BRIEF:
Pull every line containing "axis" from the entries.

(Part of a data file)
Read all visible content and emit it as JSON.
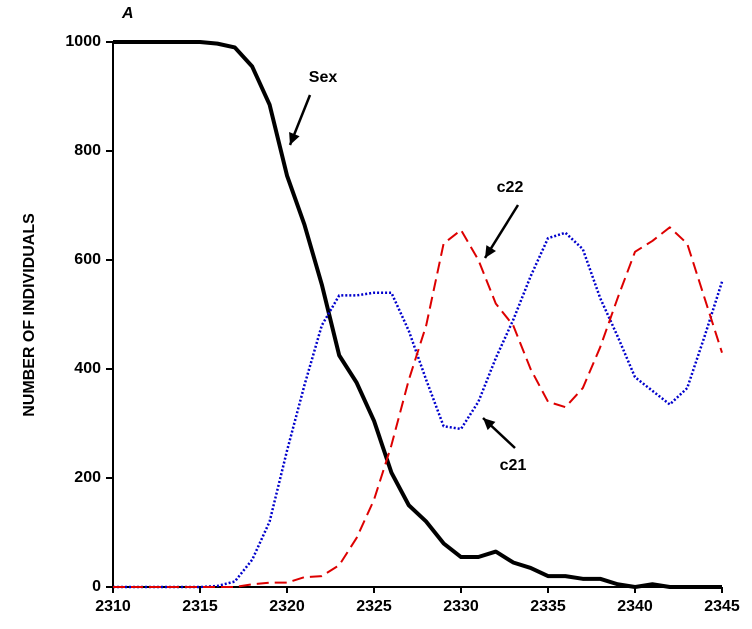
{
  "chart_data": {
    "type": "line",
    "title": "A",
    "ylabel": "NUMBER OF INDIVIDUALS",
    "x": [
      2310,
      2311,
      2312,
      2313,
      2314,
      2315,
      2316,
      2317,
      2318,
      2319,
      2320,
      2321,
      2322,
      2323,
      2324,
      2325,
      2326,
      2327,
      2328,
      2329,
      2330,
      2331,
      2332,
      2333,
      2334,
      2335,
      2336,
      2337,
      2338,
      2339,
      2340,
      2341,
      2342,
      2343,
      2344,
      2345
    ],
    "series": [
      {
        "name": "Sex",
        "color": "#000000",
        "linestyle": "solid",
        "values": [
          1000,
          1000,
          1000,
          1000,
          1000,
          1000,
          997,
          990,
          955,
          885,
          755,
          665,
          555,
          425,
          375,
          305,
          210,
          150,
          120,
          80,
          55,
          55,
          65,
          45,
          35,
          20,
          20,
          15,
          15,
          5,
          0,
          5,
          0,
          0,
          0,
          0
        ]
      },
      {
        "name": "c21",
        "color": "#0000cc",
        "linestyle": "dotted",
        "values": [
          0,
          0,
          0,
          0,
          0,
          0,
          2,
          10,
          50,
          120,
          250,
          370,
          480,
          535,
          535,
          540,
          540,
          470,
          380,
          295,
          290,
          340,
          420,
          490,
          570,
          640,
          650,
          620,
          530,
          460,
          385,
          360,
          335,
          365,
          460,
          560
        ]
      },
      {
        "name": "c22",
        "color": "#dd0000",
        "linestyle": "dashed",
        "values": [
          0,
          0,
          0,
          0,
          0,
          0,
          0,
          0,
          5,
          8,
          8,
          18,
          20,
          40,
          90,
          160,
          260,
          380,
          480,
          630,
          655,
          600,
          520,
          480,
          400,
          340,
          330,
          365,
          440,
          530,
          615,
          635,
          660,
          630,
          530,
          430
        ]
      }
    ],
    "xlim": [
      2310,
      2345
    ],
    "xticks": [
      2310,
      2315,
      2320,
      2325,
      2330,
      2335,
      2340,
      2345
    ],
    "ylim": [
      0,
      1000
    ],
    "yticks": [
      0,
      200,
      400,
      600,
      800,
      1000
    ]
  }
}
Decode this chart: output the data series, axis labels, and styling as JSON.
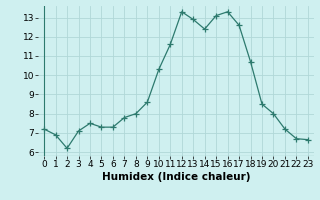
{
  "x": [
    0,
    1,
    2,
    3,
    4,
    5,
    6,
    7,
    8,
    9,
    10,
    11,
    12,
    13,
    14,
    15,
    16,
    17,
    18,
    19,
    20,
    21,
    22,
    23
  ],
  "y": [
    7.2,
    6.9,
    6.2,
    7.1,
    7.5,
    7.3,
    7.3,
    7.8,
    8.0,
    8.6,
    10.3,
    11.6,
    13.3,
    12.9,
    12.4,
    13.1,
    13.3,
    12.6,
    10.7,
    8.5,
    8.0,
    7.2,
    6.7,
    6.65
  ],
  "xlabel": "Humidex (Indice chaleur)",
  "ylim": [
    5.8,
    13.6
  ],
  "xlim": [
    -0.5,
    23.5
  ],
  "yticks": [
    6,
    7,
    8,
    9,
    10,
    11,
    12,
    13
  ],
  "xticks": [
    0,
    1,
    2,
    3,
    4,
    5,
    6,
    7,
    8,
    9,
    10,
    11,
    12,
    13,
    14,
    15,
    16,
    17,
    18,
    19,
    20,
    21,
    22,
    23
  ],
  "line_color": "#2d7a6e",
  "marker": "+",
  "marker_size": 4,
  "bg_color": "#cff0f0",
  "grid_color": "#b0d8d8",
  "tick_label_fontsize": 6.5,
  "xlabel_fontsize": 7.5
}
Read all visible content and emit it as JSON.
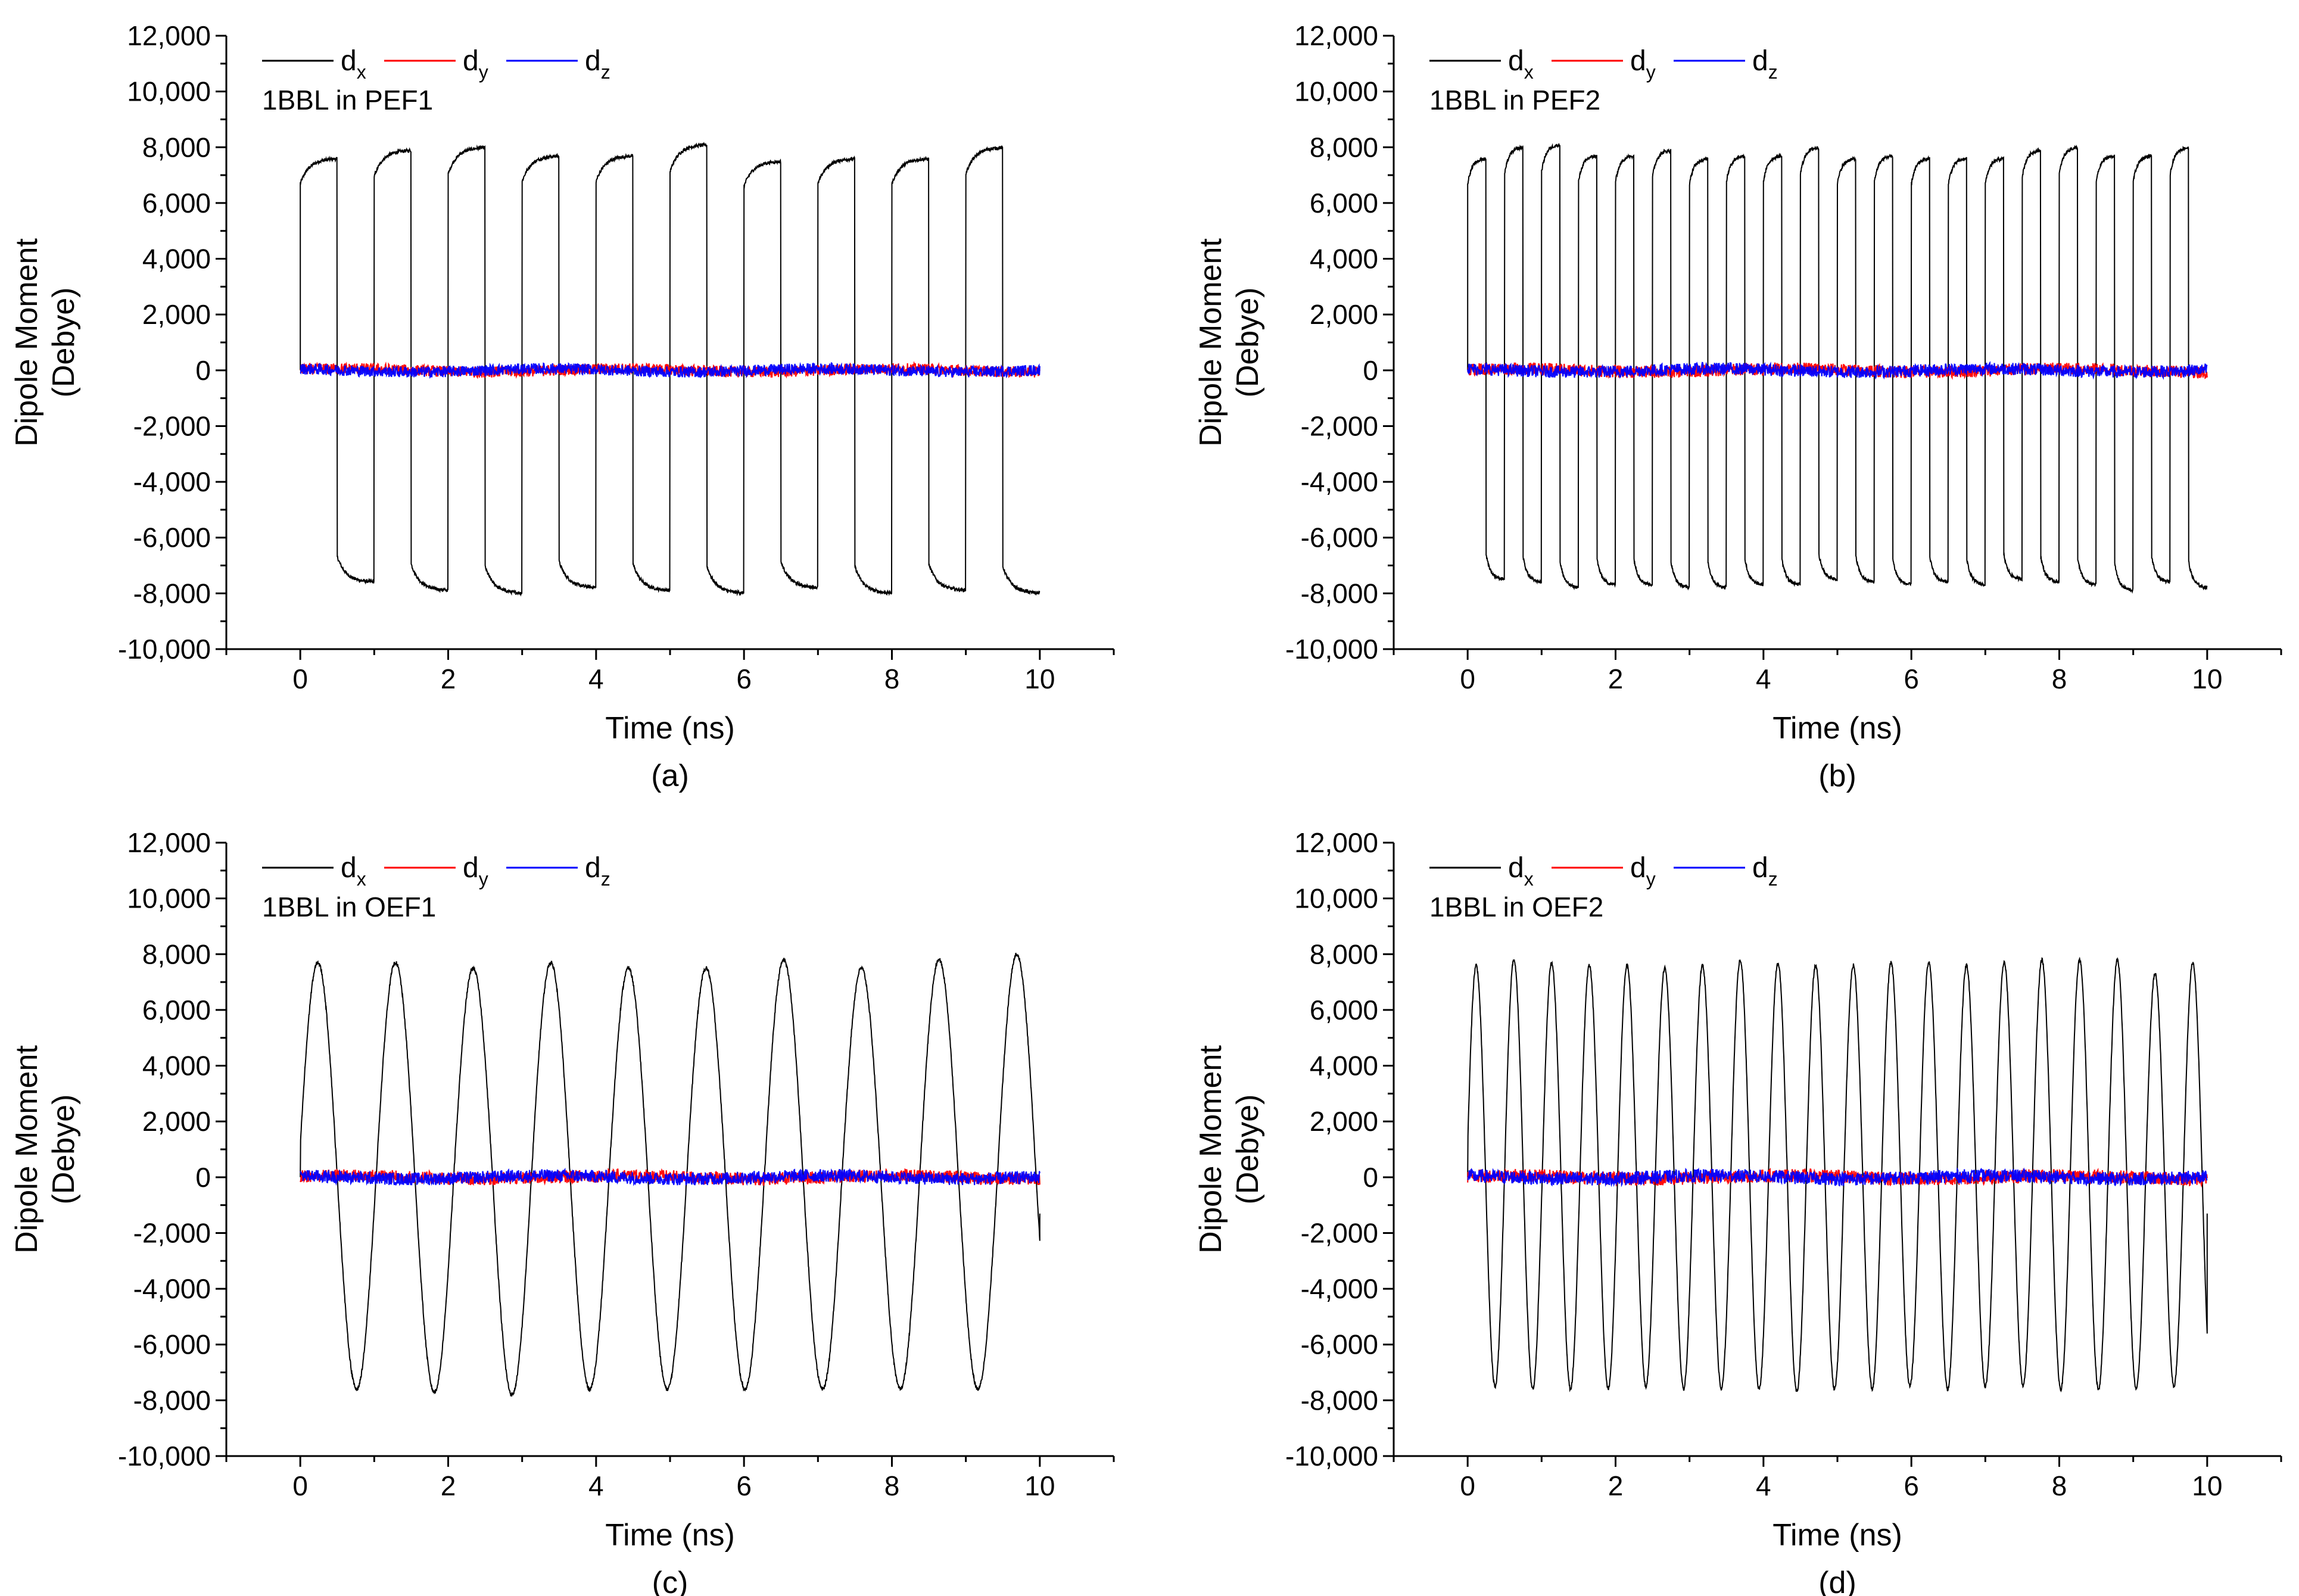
{
  "colors": {
    "dx": "#000000",
    "dy": "#ff0000",
    "dz": "#0000ff",
    "axis": "#000000",
    "background": "#ffffff"
  },
  "chart_data": [
    {
      "type": "line",
      "panel_label": "(a)",
      "annotation": "1BBL in PEF1",
      "xlabel": "Time (ns)",
      "ylabel": [
        "Dipole Moment",
        "(Debye)"
      ],
      "xlim": [
        -1,
        11
      ],
      "ylim": [
        -10000,
        12000
      ],
      "xticks": [
        "0",
        "2",
        "4",
        "6",
        "8",
        "10"
      ],
      "xtick_values": [
        0,
        2,
        4,
        6,
        8,
        10
      ],
      "yticks": [
        "-10,000",
        "-8,000",
        "-6,000",
        "-4,000",
        "-2,000",
        "0",
        "2,000",
        "4,000",
        "6,000",
        "8,000",
        "10,000",
        "12,000"
      ],
      "ytick_values": [
        -10000,
        -8000,
        -6000,
        -4000,
        -2000,
        0,
        2000,
        4000,
        6000,
        8000,
        10000,
        12000
      ],
      "legend": [
        {
          "name": "d",
          "sub": "x"
        },
        {
          "name": "d",
          "sub": "y"
        },
        {
          "name": "d",
          "sub": "z"
        }
      ],
      "waveform": "square",
      "period_ns": 1.0,
      "x_range": [
        0,
        10
      ],
      "dx_peaks": [
        7600,
        7900,
        8000,
        7700,
        7700,
        8100,
        7500,
        7600,
        7600,
        8000
      ],
      "dx_troughs": [
        -7600,
        -7900,
        -8000,
        -7800,
        -7900,
        -8000,
        -7800,
        -8000,
        -7900,
        -8000
      ],
      "noise_amplitude": 200
    },
    {
      "type": "line",
      "panel_label": "(b)",
      "annotation": "1BBL in PEF2",
      "xlabel": "Time (ns)",
      "ylabel": [
        "Dipole Moment",
        "(Debye)"
      ],
      "xlim": [
        -1,
        11
      ],
      "ylim": [
        -10000,
        12000
      ],
      "xticks": [
        "0",
        "2",
        "4",
        "6",
        "8",
        "10"
      ],
      "xtick_values": [
        0,
        2,
        4,
        6,
        8,
        10
      ],
      "yticks": [
        "-10,000",
        "-8,000",
        "-6,000",
        "-4,000",
        "-2,000",
        "0",
        "2,000",
        "4,000",
        "6,000",
        "8,000",
        "10,000",
        "12,000"
      ],
      "ytick_values": [
        -10000,
        -8000,
        -6000,
        -4000,
        -2000,
        0,
        2000,
        4000,
        6000,
        8000,
        10000,
        12000
      ],
      "legend": [
        {
          "name": "d",
          "sub": "x"
        },
        {
          "name": "d",
          "sub": "y"
        },
        {
          "name": "d",
          "sub": "z"
        }
      ],
      "waveform": "square",
      "period_ns": 0.5,
      "x_range": [
        0,
        10
      ],
      "dx_peaks": [
        7600,
        8000,
        8100,
        7700,
        7700,
        7900,
        7600,
        7700,
        7700,
        8000,
        7600,
        7700,
        7600,
        7600,
        7600,
        7900,
        8000,
        7700,
        7700,
        8000
      ],
      "dx_troughs": [
        -7500,
        -7600,
        -7800,
        -7700,
        -7700,
        -7800,
        -7800,
        -7700,
        -7700,
        -7500,
        -7600,
        -7700,
        -7600,
        -7700,
        -7500,
        -7600,
        -7700,
        -7900,
        -7600,
        -7800
      ],
      "noise_amplitude": 220
    },
    {
      "type": "line",
      "panel_label": "(c)",
      "annotation": "1BBL in OEF1",
      "xlabel": "Time (ns)",
      "ylabel": [
        "Dipole Moment",
        "(Debye)"
      ],
      "xlim": [
        -1,
        11
      ],
      "ylim": [
        -10000,
        12000
      ],
      "xticks": [
        "0",
        "2",
        "4",
        "6",
        "8",
        "10"
      ],
      "xtick_values": [
        0,
        2,
        4,
        6,
        8,
        10
      ],
      "yticks": [
        "-10,000",
        "-8,000",
        "-6,000",
        "-4,000",
        "-2,000",
        "0",
        "2,000",
        "4,000",
        "6,000",
        "8,000",
        "10,000",
        "12,000"
      ],
      "ytick_values": [
        -10000,
        -8000,
        -6000,
        -4000,
        -2000,
        0,
        2000,
        4000,
        6000,
        8000,
        10000,
        12000
      ],
      "legend": [
        {
          "name": "d",
          "sub": "x"
        },
        {
          "name": "d",
          "sub": "y"
        },
        {
          "name": "d",
          "sub": "z"
        }
      ],
      "waveform": "sine",
      "period_ns": 1.05,
      "x_range": [
        0,
        10
      ],
      "dx_peaks": [
        7700,
        7700,
        7500,
        7700,
        7500,
        7500,
        7800,
        7500,
        7800,
        8000
      ],
      "dx_troughs": [
        -7600,
        -7700,
        -7800,
        -7600,
        -7600,
        -7600,
        -7600,
        -7600,
        -7600,
        -7700
      ],
      "noise_amplitude": 230
    },
    {
      "type": "line",
      "panel_label": "(d)",
      "annotation": "1BBL in OEF2",
      "xlabel": "Time (ns)",
      "ylabel": [
        "Dipole Moment",
        "(Debye)"
      ],
      "xlim": [
        -1,
        11
      ],
      "ylim": [
        -10000,
        12000
      ],
      "xticks": [
        "0",
        "2",
        "4",
        "6",
        "8",
        "10"
      ],
      "xtick_values": [
        0,
        2,
        4,
        6,
        8,
        10
      ],
      "yticks": [
        "-10,000",
        "-8,000",
        "-6,000",
        "-4,000",
        "-2,000",
        "0",
        "2,000",
        "4,000",
        "6,000",
        "8,000",
        "10,000",
        "12,000"
      ],
      "ytick_values": [
        -10000,
        -8000,
        -6000,
        -4000,
        -2000,
        0,
        2000,
        4000,
        6000,
        8000,
        10000,
        12000
      ],
      "legend": [
        {
          "name": "d",
          "sub": "x"
        },
        {
          "name": "d",
          "sub": "y"
        },
        {
          "name": "d",
          "sub": "z"
        }
      ],
      "waveform": "sine",
      "period_ns": 0.51,
      "x_range": [
        0,
        10
      ],
      "dx_peaks": [
        7600,
        7800,
        7700,
        7600,
        7600,
        7500,
        7600,
        7800,
        7700,
        7600,
        7600,
        7700,
        7700,
        7600,
        7700,
        7800,
        7800,
        7800,
        7300,
        7700
      ],
      "dx_troughs": [
        -7500,
        -7600,
        -7600,
        -7600,
        -7500,
        -7600,
        -7600,
        -7600,
        -7700,
        -7600,
        -7600,
        -7500,
        -7600,
        -7500,
        -7500,
        -7600,
        -7600,
        -7600,
        -7500,
        -7600
      ],
      "noise_amplitude": 240
    }
  ]
}
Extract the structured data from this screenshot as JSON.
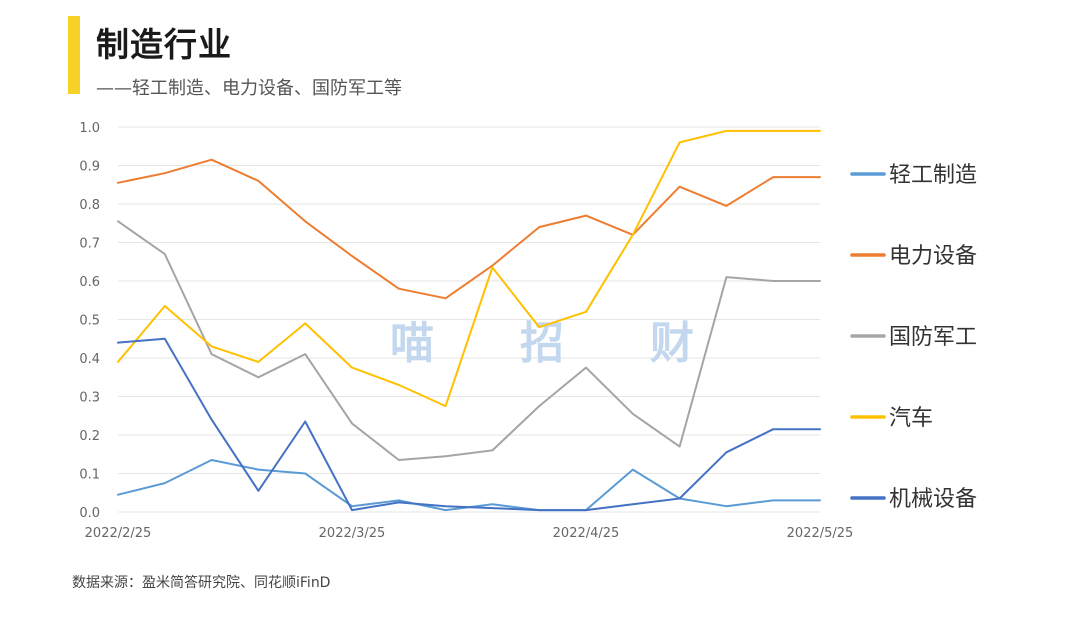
{
  "header": {
    "title": "制造行业",
    "subtitle": "——轻工制造、电力设备、国防军工等",
    "accent_color": "#F7D128"
  },
  "watermark": {
    "chars": [
      "喵",
      "招",
      "财"
    ]
  },
  "source": "数据来源：盈米简答研究院、同花顺iFinD",
  "chart_data": {
    "type": "line",
    "title": "",
    "xlabel": "",
    "ylabel": "",
    "ylim": [
      0,
      1.0
    ],
    "yticks": [
      "0.0",
      "0.1",
      "0.2",
      "0.3",
      "0.4",
      "0.5",
      "0.6",
      "0.7",
      "0.8",
      "0.9",
      "1.0"
    ],
    "grid": true,
    "legend_position": "right",
    "x_tick_labels": [
      {
        "index": 0,
        "label": "2022/2/25"
      },
      {
        "index": 5,
        "label": "2022/3/25"
      },
      {
        "index": 10,
        "label": "2022/4/25"
      },
      {
        "index": 15,
        "label": "2022/5/25"
      }
    ],
    "point_count": 16,
    "series": [
      {
        "name": "轻工制造",
        "color": "#5B9BD5",
        "values": [
          0.045,
          0.075,
          0.135,
          0.11,
          0.1,
          0.015,
          0.03,
          0.005,
          0.02,
          0.005,
          0.005,
          0.11,
          0.035,
          0.015,
          0.03,
          0.03
        ]
      },
      {
        "name": "电力设备",
        "color": "#ED7D31",
        "values": [
          0.855,
          0.88,
          0.915,
          0.86,
          0.755,
          0.665,
          0.58,
          0.555,
          0.64,
          0.74,
          0.77,
          0.72,
          0.845,
          0.795,
          0.87,
          0.87
        ]
      },
      {
        "name": "国防军工",
        "color": "#A5A5A5",
        "values": [
          0.755,
          0.67,
          0.41,
          0.35,
          0.41,
          0.23,
          0.135,
          0.145,
          0.16,
          0.275,
          0.375,
          0.255,
          0.17,
          0.61,
          0.6,
          0.6
        ]
      },
      {
        "name": "汽车",
        "color": "#FFC000",
        "values": [
          0.39,
          0.535,
          0.43,
          0.39,
          0.49,
          0.375,
          0.33,
          0.275,
          0.635,
          0.48,
          0.52,
          0.72,
          0.96,
          0.99,
          0.99,
          0.99
        ]
      },
      {
        "name": "机械设备",
        "color": "#4472C4",
        "values": [
          0.44,
          0.45,
          0.24,
          0.055,
          0.235,
          0.005,
          0.025,
          0.015,
          0.01,
          0.005,
          0.005,
          0.02,
          0.035,
          0.155,
          0.215,
          0.215
        ]
      }
    ]
  }
}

SOLVED EXERCISE:
Decode this chart: output the data series, axis labels, and styling as JSON.
    "axis": "#000000",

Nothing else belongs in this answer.